Excerpt from a dataset:

□ □ □ □

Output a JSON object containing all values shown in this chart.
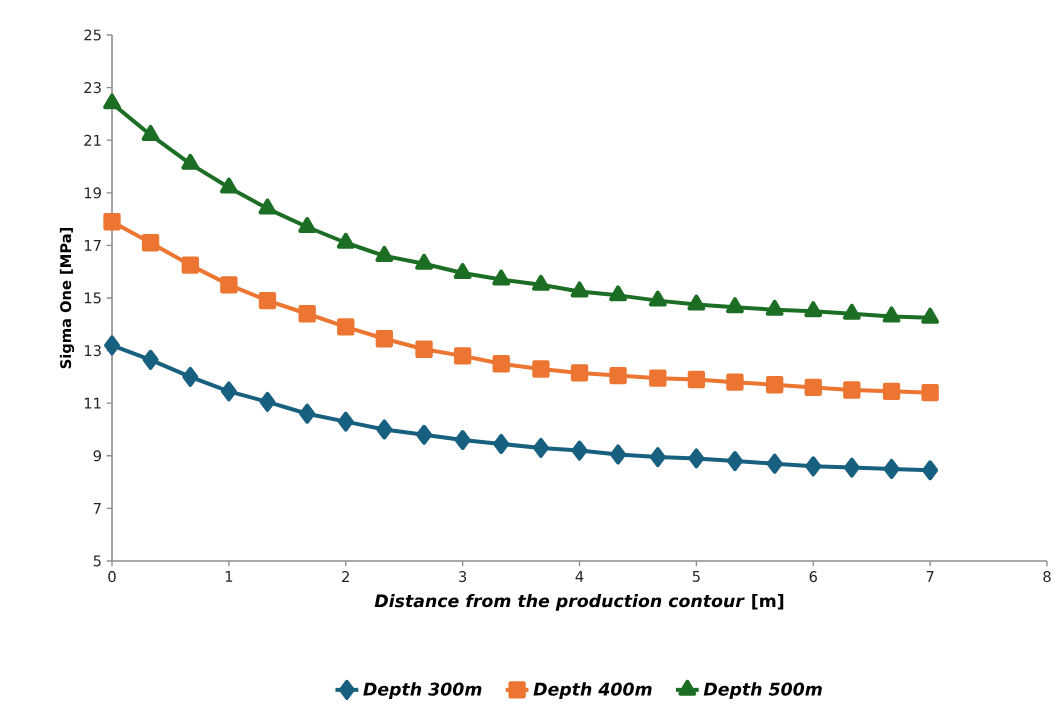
{
  "chart_data": {
    "type": "line",
    "xlabel": "*Distance from the production contour* [m]",
    "ylabel": "Sigma One [MPa]",
    "x": [
      0,
      0.33,
      0.67,
      1,
      1.33,
      1.67,
      2,
      2.33,
      2.67,
      3,
      3.33,
      3.67,
      4,
      4.33,
      4.67,
      5,
      5.33,
      5.67,
      6,
      6.33,
      6.67,
      7
    ],
    "series": [
      {
        "name": "Depth 300m",
        "color": "#17607f",
        "marker": "diamond",
        "values": [
          13.2,
          12.65,
          12.0,
          11.45,
          11.05,
          10.6,
          10.3,
          10.0,
          9.8,
          9.6,
          9.45,
          9.3,
          9.2,
          9.05,
          8.95,
          8.9,
          8.8,
          8.7,
          8.6,
          8.55,
          8.5,
          8.45
        ]
      },
      {
        "name": "Depth 400m",
        "color": "#ed7532",
        "marker": "square",
        "values": [
          17.9,
          17.1,
          16.25,
          15.5,
          14.9,
          14.4,
          13.9,
          13.45,
          13.05,
          12.8,
          12.5,
          12.3,
          12.15,
          12.05,
          11.95,
          11.9,
          11.8,
          11.7,
          11.6,
          11.5,
          11.45,
          11.4
        ]
      },
      {
        "name": "Depth 500m",
        "color": "#1b6e23",
        "marker": "triangle",
        "values": [
          22.4,
          21.2,
          20.1,
          19.2,
          18.4,
          17.7,
          17.1,
          16.6,
          16.3,
          15.95,
          15.7,
          15.5,
          15.25,
          15.1,
          14.9,
          14.75,
          14.65,
          14.55,
          14.5,
          14.4,
          14.3,
          14.25
        ]
      }
    ],
    "xlim": [
      0,
      8
    ],
    "xticks": [
      0,
      1,
      2,
      3,
      4,
      5,
      6,
      7,
      8
    ],
    "ylim": [
      5,
      25
    ],
    "yticks": [
      5,
      7,
      9,
      11,
      13,
      15,
      17,
      19,
      21,
      23,
      25
    ],
    "grid": false,
    "legend": "bottom",
    "line_style": "solid"
  }
}
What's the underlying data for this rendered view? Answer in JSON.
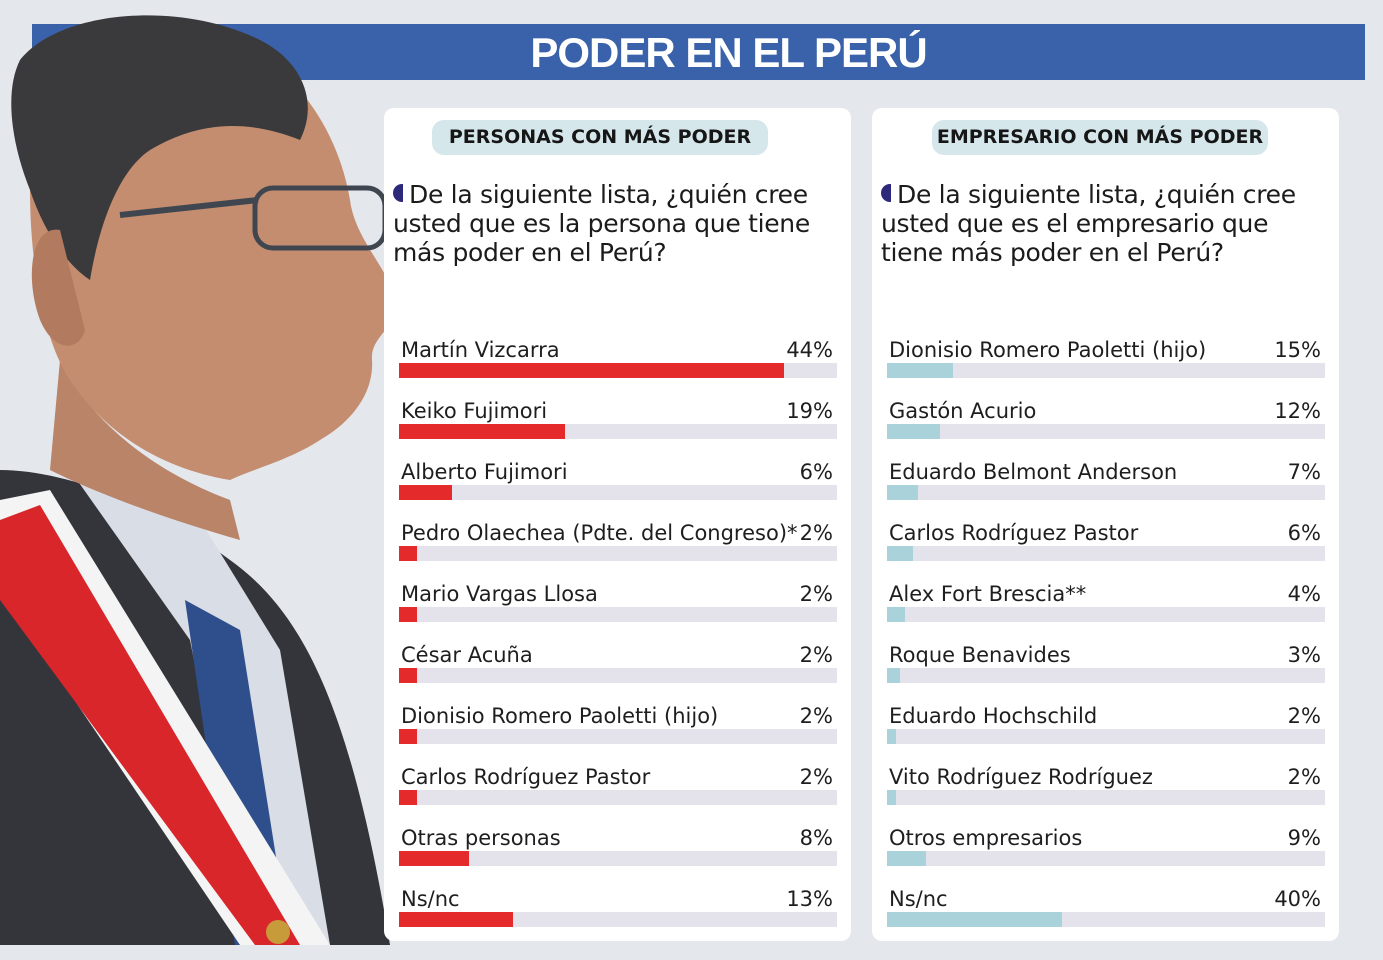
{
  "title": "PODER EN EL PERÚ",
  "colors": {
    "banner": "#3a62aa",
    "left_bar": "#e42a2a",
    "right_bar": "#a9d2da",
    "track": "#e4e2ea"
  },
  "chart_data": [
    {
      "type": "bar",
      "orientation": "horizontal",
      "header": "PERSONAS CON MÁS PODER",
      "question": "De la siguiente lista, ¿quién cree usted que es la persona que tiene más poder en el Perú?",
      "unit": "%",
      "xlim": [
        0,
        50
      ],
      "categories": [
        "Martín Vizcarra",
        "Keiko Fujimori",
        "Alberto Fujimori",
        "Pedro Olaechea (Pdte. del Congreso)*",
        "Mario Vargas Llosa",
        "César Acuña",
        "Dionisio Romero Paoletti  (hijo)",
        "Carlos Rodríguez Pastor",
        "Otras personas",
        "Ns/nc"
      ],
      "values": [
        44,
        19,
        6,
        2,
        2,
        2,
        2,
        2,
        8,
        13
      ],
      "labels": [
        "44%",
        "19%",
        "6%",
        "2%",
        "2%",
        "2%",
        "2%",
        "2%",
        "8%",
        "13%"
      ]
    },
    {
      "type": "bar",
      "orientation": "horizontal",
      "header": "EMPRESARIO CON MÁS PODER",
      "question": "De la siguiente lista, ¿quién cree usted que es el empresario que tiene más poder en el Perú?",
      "unit": "%",
      "xlim": [
        0,
        100
      ],
      "categories": [
        "Dionisio Romero Paoletti (hijo)",
        "Gastón Acurio",
        "Eduardo Belmont Anderson",
        "Carlos Rodríguez Pastor",
        "Alex Fort Brescia**",
        "Roque Benavides",
        "Eduardo Hochschild",
        "Vito Rodríguez Rodríguez",
        "Otros empresarios",
        "Ns/nc"
      ],
      "values": [
        15,
        12,
        7,
        6,
        4,
        3,
        2,
        2,
        9,
        40
      ],
      "labels": [
        "15%",
        "12%",
        "7%",
        "6%",
        "4%",
        "3%",
        "2%",
        "2%",
        "9%",
        "40%"
      ]
    }
  ]
}
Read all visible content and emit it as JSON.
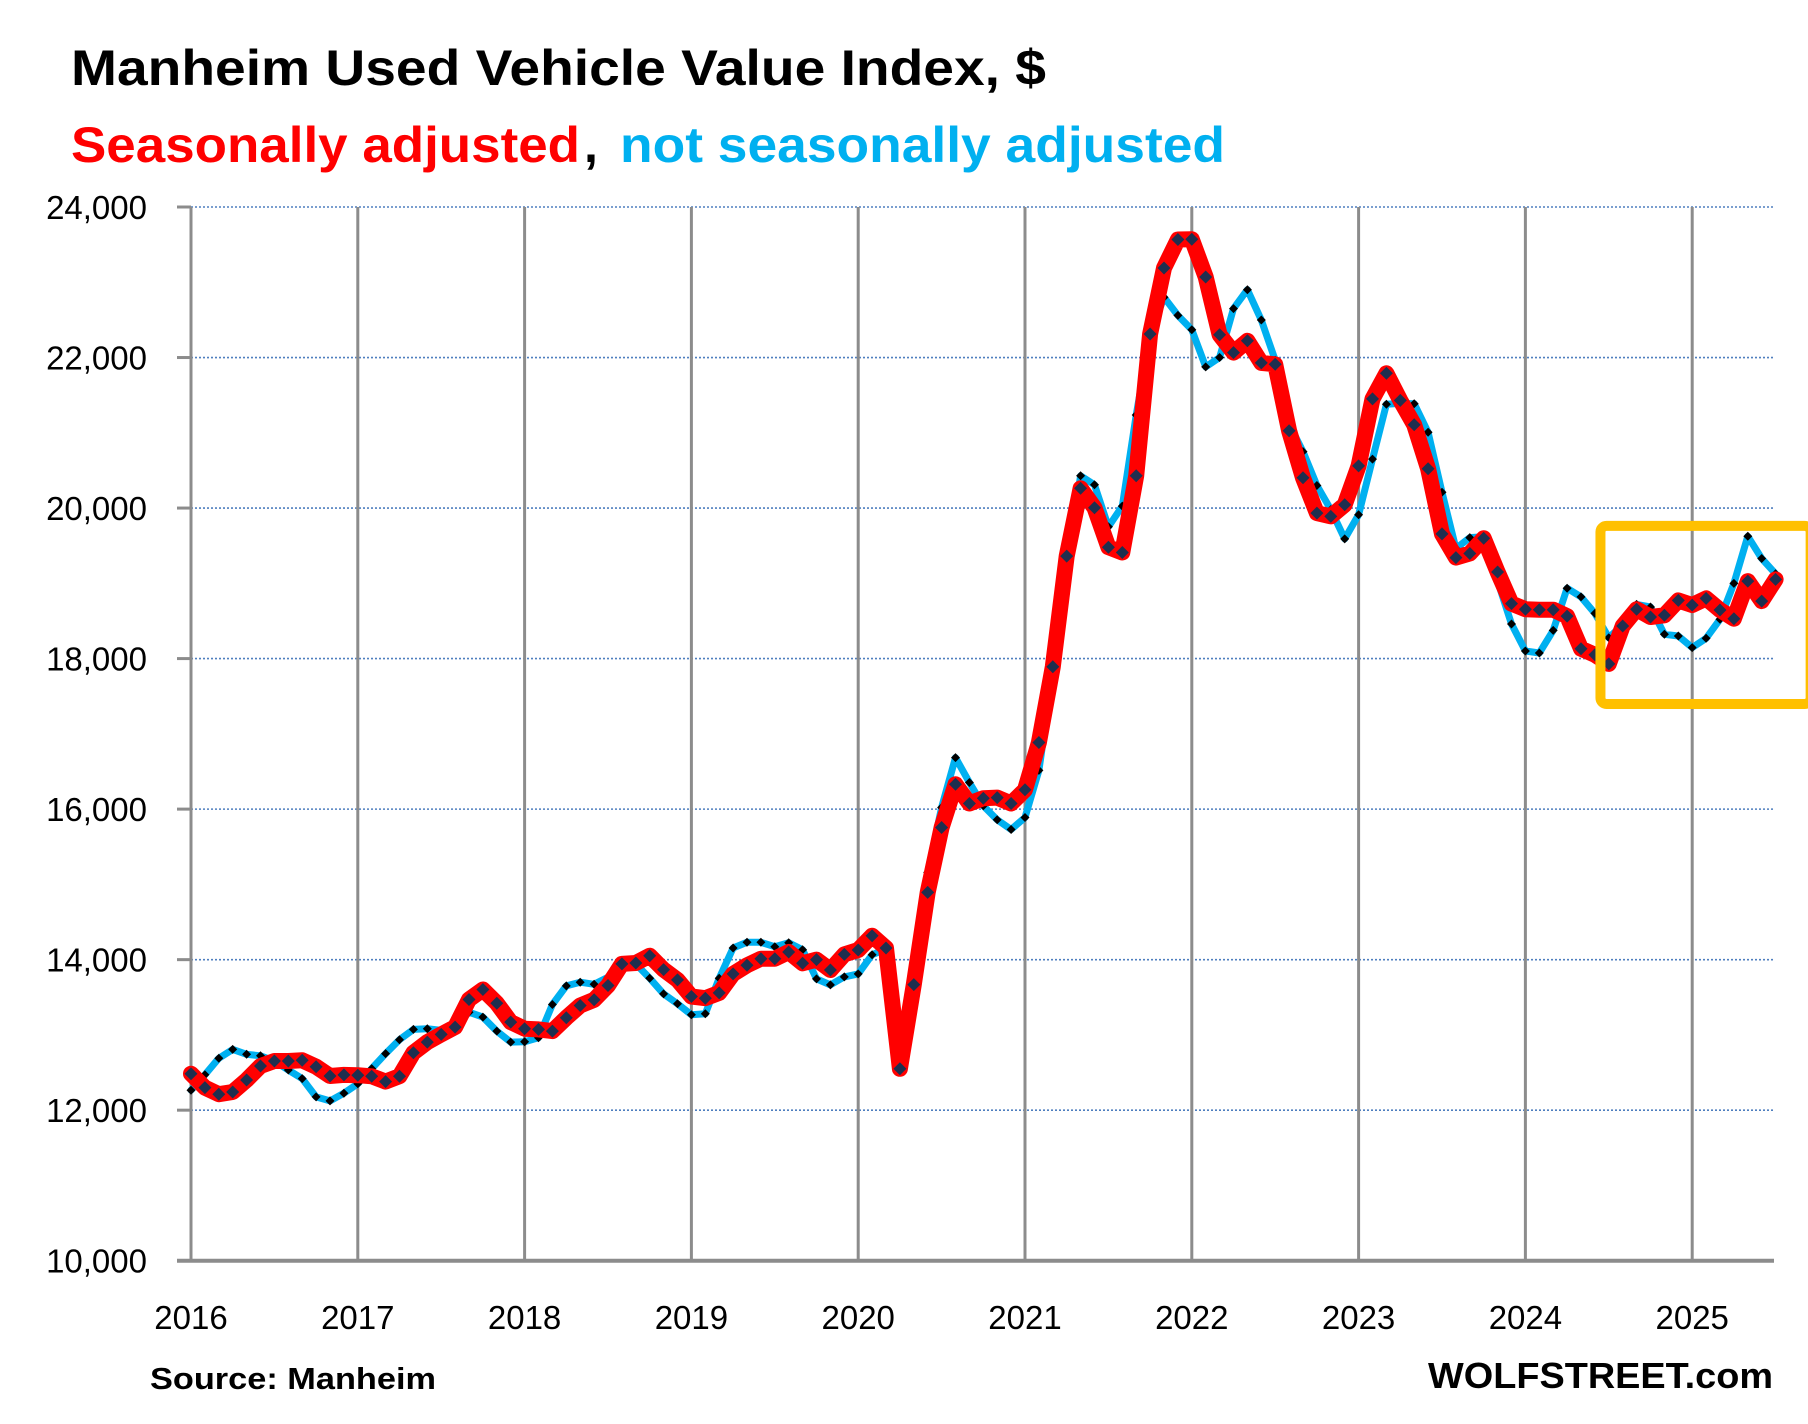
{
  "chart_data": {
    "type": "line",
    "title": "Manheim Used Vehicle Value Index, $",
    "subtitle": {
      "part1": "Seasonally adjusted",
      "separator": ",",
      "part2": "not seasonally adjusted"
    },
    "source": "Source: Manheim",
    "watermark": "WOLFSTREET.com",
    "xlabel": "",
    "ylabel": "",
    "ylim": [
      10000,
      24000
    ],
    "xlim": [
      2016,
      2025.6
    ],
    "y_ticks": [
      "10,000",
      "12,000",
      "14,000",
      "16,000",
      "18,000",
      "20,000",
      "22,000",
      "24,000"
    ],
    "y_tick_values": [
      10000,
      12000,
      14000,
      16000,
      18000,
      20000,
      22000,
      24000
    ],
    "x_ticks": [
      "2016",
      "2017",
      "2018",
      "2019",
      "2020",
      "2021",
      "2022",
      "2023",
      "2024",
      "2025"
    ],
    "grid": {
      "horizontal": true,
      "vertical_years": true
    },
    "legend": "none (series identified by subtitle colors)",
    "start": "2016-01",
    "frequency": "monthly",
    "series": [
      {
        "name": "Not seasonally adjusted",
        "color": "#00B0F0",
        "marker_color": "#000000",
        "values": [
          12265,
          12470,
          12689,
          12808,
          12742,
          12723,
          12653,
          12534,
          12419,
          12176,
          12123,
          12225,
          12350,
          12552,
          12751,
          12936,
          13073,
          13082,
          13060,
          13104,
          13302,
          13236,
          13050,
          12905,
          12910,
          12963,
          13404,
          13651,
          13700,
          13673,
          13766,
          13943,
          13943,
          13753,
          13545,
          13413,
          13267,
          13280,
          13753,
          14155,
          14230,
          14230,
          14172,
          14225,
          14132,
          13744,
          13665,
          13771,
          13810,
          14066,
          14142,
          12550,
          13668,
          15159,
          16022,
          16685,
          16353,
          16044,
          15858,
          15729,
          15889,
          16514,
          17800,
          19250,
          20429,
          20309,
          19751,
          20026,
          21236,
          22300,
          22800,
          22560,
          22370,
          21876,
          22000,
          22650,
          22901,
          22499,
          21964,
          21116,
          20750,
          20300,
          19979,
          19590,
          19911,
          20650,
          21378,
          21390,
          21387,
          21007,
          20211,
          19463,
          19607,
          19620,
          19030,
          18460,
          18101,
          18074,
          18375,
          18935,
          18820,
          18600,
          18278,
          18450,
          18720,
          18685,
          18323,
          18300,
          18146,
          18270,
          18522,
          18999,
          19625,
          19330,
          19126
        ]
      },
      {
        "name": "Seasonally adjusted",
        "color": "#FF0000",
        "marker_color": "#1F2F4F",
        "values": [
          12485,
          12300,
          12212,
          12242,
          12401,
          12587,
          12653,
          12653,
          12662,
          12578,
          12454,
          12468,
          12464,
          12450,
          12380,
          12451,
          12764,
          12905,
          13007,
          13104,
          13470,
          13603,
          13421,
          13170,
          13082,
          13073,
          13050,
          13227,
          13391,
          13466,
          13656,
          13943,
          13956,
          14053,
          13868,
          13731,
          13510,
          13488,
          13558,
          13810,
          13925,
          14013,
          14013,
          14101,
          13951,
          14000,
          13863,
          14070,
          14128,
          14318,
          14155,
          12550,
          13668,
          14893,
          15756,
          16330,
          16075,
          16145,
          16153,
          16075,
          16256,
          16885,
          17891,
          19362,
          20263,
          20003,
          19480,
          19410,
          20429,
          22312,
          23190,
          23568,
          23572,
          23070,
          22302,
          22066,
          22222,
          21928,
          21910,
          21027,
          20402,
          19933,
          19889,
          20045,
          20560,
          21450,
          21790,
          21430,
          21106,
          20523,
          19656,
          19342,
          19396,
          19600,
          19150,
          18730,
          18656,
          18650,
          18649,
          18564,
          18132,
          18050,
          17930,
          18433,
          18656,
          18553,
          18575,
          18773,
          18711,
          18800,
          18645,
          18530,
          19029,
          18764,
          19052
        ]
      }
    ],
    "annotations": [
      {
        "type": "highlight-box",
        "color": "#FFC000",
        "x_range": [
          2024.42,
          2025.74
        ],
        "y_range": [
          17330,
          19830
        ]
      }
    ]
  }
}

□ □ □ □

[Given exercise]: Using the listing above, list every line in which the string "true" occurs.

[The solution]:
      "horizontal": true,
      "vertical_years": true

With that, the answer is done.